OPDRACHT: Herhaal alle regels van de gegevens hieronder letterlijk en laat daarbij de afbeeldingen weg.

GEGEVENS BIJ OEFENING:
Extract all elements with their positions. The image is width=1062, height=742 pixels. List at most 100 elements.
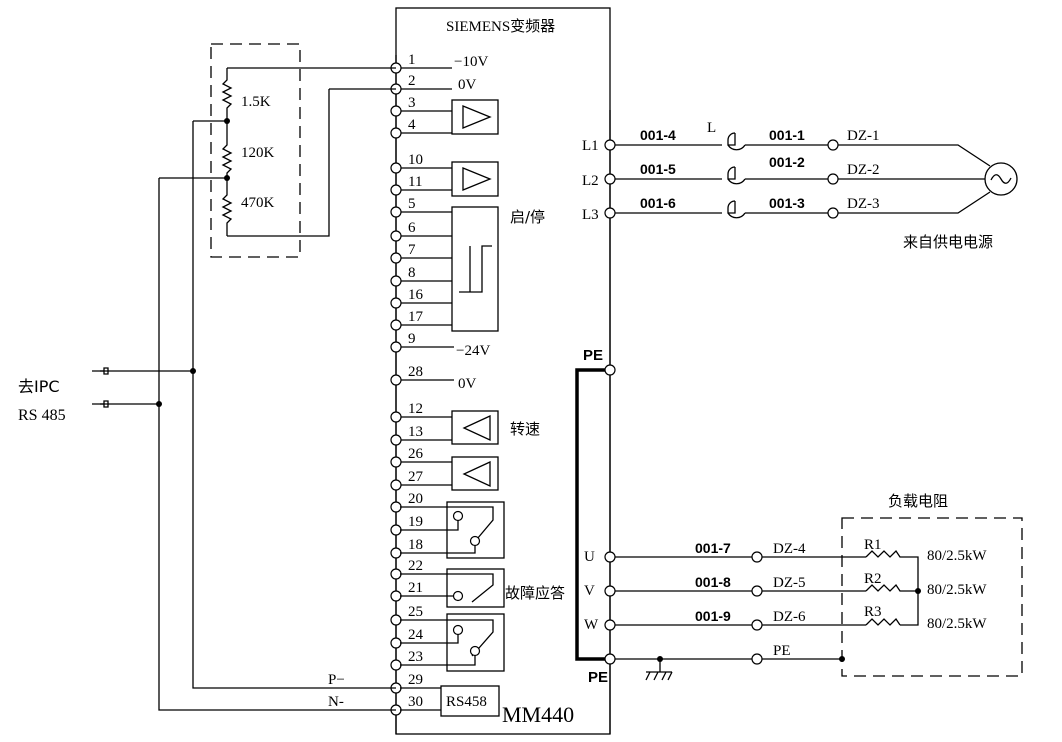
terminal-16 <box>390 297 402 309</box>
supply-source-label: 来自供电电源 <box>903 233 993 251</box>
terminal-18 <box>390 547 402 559</box>
r3-label: R3 <box>864 604 882 620</box>
terminal-11 <box>390 184 402 196</box>
relay-3 <box>400 613 505 672</box>
terminal-20 <box>390 501 402 513</box>
terminal-13 <box>390 434 402 446</box>
pe-bottom-label: PE <box>588 669 608 686</box>
dz-2: DZ-2 <box>847 162 880 178</box>
terminal-number: 24 <box>408 627 424 643</box>
wire-001-5: 001-5 <box>640 161 676 177</box>
terminal-3 <box>390 105 402 117</box>
label-speed: 转速 <box>510 420 540 438</box>
schmitt-icon <box>459 245 492 293</box>
terminal-number: 30 <box>408 694 423 710</box>
potentiometer-box <box>210 43 301 258</box>
load-title: 负载电阻 <box>888 492 948 510</box>
supply-lines <box>610 132 1018 219</box>
terminal-23 <box>390 659 402 671</box>
reactor-icon <box>727 166 746 185</box>
terminal-21 <box>390 590 402 602</box>
wire-001-6: 001-6 <box>640 195 676 211</box>
wire-001-8: 001-8 <box>695 574 731 590</box>
amplifier-icon <box>462 105 492 129</box>
dz-5: DZ-5 <box>773 575 806 591</box>
wire-001-3: 001-3 <box>769 195 805 211</box>
p-label: P− <box>328 672 345 688</box>
terminal-number: 3 <box>408 95 416 111</box>
terminal-number: 26 <box>408 446 424 462</box>
terminal-number: 8 <box>408 265 416 281</box>
ac-source-icon <box>984 162 1018 196</box>
pe-bond <box>575 368 610 661</box>
inverter-title: SIEMENS变频器 <box>446 18 555 35</box>
terminal-10 <box>390 162 402 174</box>
terminal-number: 23 <box>408 649 423 665</box>
terminal-number: 27 <box>408 469 424 485</box>
terminal-22 <box>390 568 402 580</box>
r2-rating: 80/2.5kW <box>927 582 987 598</box>
terminal-number: 10 <box>408 152 423 168</box>
terminal-number: 12 <box>408 401 423 417</box>
reactor-icon <box>727 132 746 151</box>
relay-2 <box>400 568 505 608</box>
comm-label-2: RS 485 <box>18 407 66 424</box>
load-box <box>841 517 1023 677</box>
terminal-number: 22 <box>408 558 423 574</box>
r2-label: R2 <box>864 571 882 587</box>
dz-1: DZ-1 <box>847 128 880 144</box>
pot-resistor-3: 470K <box>241 195 275 211</box>
label-t28-voltage: 0V <box>458 376 477 392</box>
dz-6: DZ-6 <box>773 609 806 625</box>
resistor-chain-icon <box>221 68 233 236</box>
label-t9-voltage: −24V <box>456 343 490 359</box>
terminal-number: 11 <box>408 174 422 190</box>
reactor-icon <box>727 200 746 219</box>
terminal-26 <box>390 456 402 468</box>
terminal-9 <box>390 341 402 353</box>
terminal-28 <box>390 374 402 386</box>
term-u: U <box>584 549 595 565</box>
term-v: V <box>584 583 595 599</box>
arrow-out-icon <box>92 400 109 408</box>
resistor-r2-icon <box>865 583 918 592</box>
relay-1 <box>400 501 505 559</box>
terminal-25 <box>390 614 402 626</box>
n-label: N- <box>328 694 344 710</box>
terminal-number: 21 <box>408 580 423 596</box>
terminal-number: 25 <box>408 604 423 620</box>
terminal-number: 18 <box>408 537 423 553</box>
terminal-number: 20 <box>408 491 423 507</box>
arrow-out-icon <box>92 367 109 375</box>
reactor-label: L <box>707 120 716 136</box>
terminal-number: 13 <box>408 424 423 440</box>
terminal-4 <box>390 127 402 139</box>
wire-001-2: 001-2 <box>769 154 805 170</box>
terminal-number: 29 <box>408 672 423 688</box>
analog-input-1 <box>451 99 499 135</box>
pe-output-label: PE <box>773 643 791 659</box>
terminal-27 <box>390 479 402 491</box>
label-t2-voltage: 0V <box>458 77 477 93</box>
terminal-number: 28 <box>408 364 423 380</box>
terminal-12 <box>390 411 402 423</box>
resistor-r3-icon <box>865 617 901 626</box>
analog-output-1 <box>451 410 499 445</box>
label-start-stop: 启/停 <box>510 208 545 226</box>
pot-resistor-2: 120K <box>241 145 275 161</box>
pot-resistor-1: 1.5K <box>241 94 271 110</box>
terminal-number: 1 <box>408 52 416 68</box>
term-l2: L2 <box>582 173 599 189</box>
wire-001-4: 001-4 <box>640 127 676 143</box>
ground-icon <box>645 659 673 681</box>
label-fault-ack: 故障应答 <box>505 584 565 602</box>
terminal-number: 9 <box>408 331 416 347</box>
rs-block <box>440 685 500 717</box>
inverter-model: MM440 <box>502 702 574 727</box>
amplifier-icon <box>462 460 491 488</box>
term-l1: L1 <box>582 138 599 154</box>
rs-block-label: RS458 <box>446 694 487 710</box>
terminal-8 <box>390 275 402 287</box>
dz-3: DZ-3 <box>847 196 880 212</box>
pe-top-label: PE <box>583 347 603 364</box>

HET ANTWOORD:
Extract all elements with their positions. The image is width=1062, height=742 pixels. List at most 100 elements.
terminal-16 <box>390 297 402 309</box>
supply-source-label: 来自供电电源 <box>903 233 993 251</box>
terminal-18 <box>390 547 402 559</box>
r3-label: R3 <box>864 604 882 620</box>
terminal-11 <box>390 184 402 196</box>
relay-3 <box>400 613 505 672</box>
terminal-20 <box>390 501 402 513</box>
terminal-13 <box>390 434 402 446</box>
pe-bottom-label: PE <box>588 669 608 686</box>
dz-2: DZ-2 <box>847 162 880 178</box>
terminal-number: 24 <box>408 627 424 643</box>
wire-001-5: 001-5 <box>640 161 676 177</box>
terminal-3 <box>390 105 402 117</box>
label-speed: 转速 <box>510 420 540 438</box>
schmitt-icon <box>459 245 492 293</box>
terminal-number: 30 <box>408 694 423 710</box>
potentiometer-box <box>210 43 301 258</box>
load-title: 负载电阻 <box>888 492 948 510</box>
supply-lines <box>610 132 1018 219</box>
terminal-23 <box>390 659 402 671</box>
reactor-icon <box>727 166 746 185</box>
terminal-21 <box>390 590 402 602</box>
wire-001-6: 001-6 <box>640 195 676 211</box>
wire-001-8: 001-8 <box>695 574 731 590</box>
amplifier-icon <box>462 105 492 129</box>
dz-5: DZ-5 <box>773 575 806 591</box>
wire-001-3: 001-3 <box>769 195 805 211</box>
p-label: P− <box>328 672 345 688</box>
terminal-number: 3 <box>408 95 416 111</box>
terminal-number: 26 <box>408 446 424 462</box>
terminal-number: 8 <box>408 265 416 281</box>
ac-source-icon <box>984 162 1018 196</box>
pe-bond <box>575 368 610 661</box>
inverter-title: SIEMENS变频器 <box>446 18 555 35</box>
terminal-10 <box>390 162 402 174</box>
terminal-number: 23 <box>408 649 423 665</box>
terminal-number: 27 <box>408 469 424 485</box>
terminal-22 <box>390 568 402 580</box>
r2-rating: 80/2.5kW <box>927 582 987 598</box>
terminal-number: 10 <box>408 152 423 168</box>
terminal-number: 12 <box>408 401 423 417</box>
reactor-icon <box>727 132 746 151</box>
relay-2 <box>400 568 505 608</box>
comm-label-2: RS 485 <box>18 407 66 424</box>
load-box <box>841 517 1023 677</box>
terminal-number: 22 <box>408 558 423 574</box>
r2-label: R2 <box>864 571 882 587</box>
dz-1: DZ-1 <box>847 128 880 144</box>
pot-resistor-3: 470K <box>241 195 275 211</box>
label-t28-voltage: 0V <box>458 376 477 392</box>
dz-6: DZ-6 <box>773 609 806 625</box>
resistor-chain-icon <box>221 68 233 236</box>
label-t9-voltage: −24V <box>456 343 490 359</box>
terminal-number: 11 <box>408 174 422 190</box>
reactor-icon <box>727 200 746 219</box>
terminal-26 <box>390 456 402 468</box>
terminal-9 <box>390 341 402 353</box>
terminal-28 <box>390 374 402 386</box>
term-u: U <box>584 549 595 565</box>
term-v: V <box>584 583 595 599</box>
arrow-out-icon <box>92 400 109 408</box>
resistor-r2-icon <box>865 583 918 592</box>
relay-1 <box>400 501 505 559</box>
terminal-25 <box>390 614 402 626</box>
n-label: N- <box>328 694 344 710</box>
terminal-number: 21 <box>408 580 423 596</box>
terminal-number: 25 <box>408 604 423 620</box>
terminal-number: 18 <box>408 537 423 553</box>
terminal-number: 20 <box>408 491 423 507</box>
arrow-out-icon <box>92 367 109 375</box>
reactor-label: L <box>707 120 716 136</box>
terminal-number: 13 <box>408 424 423 440</box>
terminal-4 <box>390 127 402 139</box>
wire-001-2: 001-2 <box>769 154 805 170</box>
terminal-number: 29 <box>408 672 423 688</box>
analog-input-1 <box>451 99 499 135</box>
pe-output-label: PE <box>773 643 791 659</box>
terminal-27 <box>390 479 402 491</box>
label-t2-voltage: 0V <box>458 77 477 93</box>
terminal-number: 28 <box>408 364 423 380</box>
terminal-12 <box>390 411 402 423</box>
resistor-r3-icon <box>865 617 901 626</box>
analog-output-1 <box>451 410 499 445</box>
label-start-stop: 启/停 <box>510 208 545 226</box>
pot-resistor-2: 120K <box>241 145 275 161</box>
pot-resistor-1: 1.5K <box>241 94 271 110</box>
terminal-number: 1 <box>408 52 416 68</box>
term-l2: L2 <box>582 173 599 189</box>
wire-001-4: 001-4 <box>640 127 676 143</box>
ground-icon <box>645 659 673 681</box>
label-fault-ack: 故障应答 <box>505 584 565 602</box>
terminal-number: 9 <box>408 331 416 347</box>
rs-block <box>440 685 500 717</box>
inverter-model: MM440 <box>502 702 574 727</box>
amplifier-icon <box>462 460 491 488</box>
term-l1: L1 <box>582 138 599 154</box>
rs-block-label: RS458 <box>446 694 487 710</box>
terminal-8 <box>390 275 402 287</box>
dz-3: DZ-3 <box>847 196 880 212</box>
pe-top-label: PE <box>583 347 603 364</box>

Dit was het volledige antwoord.